[Chart and figure data]

— START —

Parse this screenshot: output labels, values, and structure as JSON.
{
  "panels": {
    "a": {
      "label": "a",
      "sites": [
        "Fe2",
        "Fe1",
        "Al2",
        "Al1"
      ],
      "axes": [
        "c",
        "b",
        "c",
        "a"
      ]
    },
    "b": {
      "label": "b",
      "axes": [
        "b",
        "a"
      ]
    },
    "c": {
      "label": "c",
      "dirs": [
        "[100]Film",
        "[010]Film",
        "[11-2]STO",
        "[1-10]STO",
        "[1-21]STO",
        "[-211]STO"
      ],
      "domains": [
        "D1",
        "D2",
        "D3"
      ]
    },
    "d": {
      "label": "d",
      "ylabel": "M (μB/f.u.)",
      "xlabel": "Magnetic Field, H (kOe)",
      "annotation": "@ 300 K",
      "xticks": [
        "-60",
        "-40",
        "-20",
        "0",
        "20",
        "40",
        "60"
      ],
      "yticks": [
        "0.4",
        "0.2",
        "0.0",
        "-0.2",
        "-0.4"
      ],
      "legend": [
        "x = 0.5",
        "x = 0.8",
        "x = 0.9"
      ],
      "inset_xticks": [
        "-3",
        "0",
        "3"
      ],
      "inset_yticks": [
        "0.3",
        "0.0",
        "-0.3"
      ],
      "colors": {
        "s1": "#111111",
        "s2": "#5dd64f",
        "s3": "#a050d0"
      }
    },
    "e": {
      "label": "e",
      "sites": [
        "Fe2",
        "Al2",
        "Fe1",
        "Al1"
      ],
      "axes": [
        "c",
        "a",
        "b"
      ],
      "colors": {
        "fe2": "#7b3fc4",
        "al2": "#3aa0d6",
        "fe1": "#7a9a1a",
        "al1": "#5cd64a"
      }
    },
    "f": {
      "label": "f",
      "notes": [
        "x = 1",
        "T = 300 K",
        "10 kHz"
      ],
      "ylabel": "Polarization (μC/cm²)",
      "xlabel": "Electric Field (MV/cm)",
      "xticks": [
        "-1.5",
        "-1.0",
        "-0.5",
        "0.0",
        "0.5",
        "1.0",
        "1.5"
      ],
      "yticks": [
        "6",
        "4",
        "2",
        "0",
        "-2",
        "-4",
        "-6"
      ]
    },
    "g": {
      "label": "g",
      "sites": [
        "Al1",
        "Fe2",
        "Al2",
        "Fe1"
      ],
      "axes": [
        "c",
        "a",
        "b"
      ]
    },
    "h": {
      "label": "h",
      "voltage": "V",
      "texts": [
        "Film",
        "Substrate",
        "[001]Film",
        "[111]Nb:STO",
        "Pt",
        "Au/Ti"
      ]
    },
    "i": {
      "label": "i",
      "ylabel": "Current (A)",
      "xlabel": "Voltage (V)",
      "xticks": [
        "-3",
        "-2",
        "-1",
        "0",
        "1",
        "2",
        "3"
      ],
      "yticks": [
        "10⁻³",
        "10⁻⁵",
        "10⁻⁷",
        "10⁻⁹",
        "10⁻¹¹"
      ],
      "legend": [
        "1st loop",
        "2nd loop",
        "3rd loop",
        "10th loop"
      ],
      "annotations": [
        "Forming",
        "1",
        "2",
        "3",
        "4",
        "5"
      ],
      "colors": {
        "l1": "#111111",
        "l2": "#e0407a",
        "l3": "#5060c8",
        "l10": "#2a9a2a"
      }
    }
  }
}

— END —

* **TASK TO COMPLETE**:
Using the data above, copy each line that contains "Field".

* **THE REPLY**:
      "xlabel": "Magnetic Field, H (kOe)",
      "xlabel": "Electric Field (MV/cm)",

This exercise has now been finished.